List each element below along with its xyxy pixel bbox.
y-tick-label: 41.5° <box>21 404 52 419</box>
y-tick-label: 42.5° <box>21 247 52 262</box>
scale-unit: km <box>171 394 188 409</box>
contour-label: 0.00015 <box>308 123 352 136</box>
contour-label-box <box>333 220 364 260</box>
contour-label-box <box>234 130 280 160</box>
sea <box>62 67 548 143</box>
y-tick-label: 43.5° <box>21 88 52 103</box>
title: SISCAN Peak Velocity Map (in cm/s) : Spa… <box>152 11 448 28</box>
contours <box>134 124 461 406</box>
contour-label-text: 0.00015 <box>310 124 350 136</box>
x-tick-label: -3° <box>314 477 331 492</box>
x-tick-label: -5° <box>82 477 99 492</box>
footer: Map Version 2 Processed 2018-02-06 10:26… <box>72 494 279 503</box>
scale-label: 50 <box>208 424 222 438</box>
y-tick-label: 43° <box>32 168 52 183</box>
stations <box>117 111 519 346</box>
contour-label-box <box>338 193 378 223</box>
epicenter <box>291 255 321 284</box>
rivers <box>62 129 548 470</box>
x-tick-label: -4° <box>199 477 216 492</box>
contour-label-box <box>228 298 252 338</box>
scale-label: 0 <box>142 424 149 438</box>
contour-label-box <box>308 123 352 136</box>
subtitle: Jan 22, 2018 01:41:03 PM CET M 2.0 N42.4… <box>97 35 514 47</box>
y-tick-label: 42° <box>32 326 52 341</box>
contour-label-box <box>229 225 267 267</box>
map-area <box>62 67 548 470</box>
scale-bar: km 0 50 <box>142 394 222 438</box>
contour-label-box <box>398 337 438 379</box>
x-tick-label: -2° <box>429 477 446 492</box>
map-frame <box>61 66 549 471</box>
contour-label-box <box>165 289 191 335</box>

Exercise brief: Reproduce the items word for word, from the first line through the line containing "contour-label-text: 0.00015 <box>310", including both of those lines.

Right answer:
List each element below along with its xyxy pixel bbox.
y-tick-label: 41.5° <box>21 404 52 419</box>
y-tick-label: 42.5° <box>21 247 52 262</box>
scale-unit: km <box>171 394 188 409</box>
contour-label: 0.00015 <box>308 123 352 136</box>
contour-label-box <box>333 220 364 260</box>
contour-label-box <box>234 130 280 160</box>
sea <box>62 67 548 143</box>
y-tick-label: 43.5° <box>21 88 52 103</box>
title: SISCAN Peak Velocity Map (in cm/s) : Spa… <box>152 11 448 28</box>
contours <box>134 124 461 406</box>
contour-label-text: 0.00015 <box>310 124 350 136</box>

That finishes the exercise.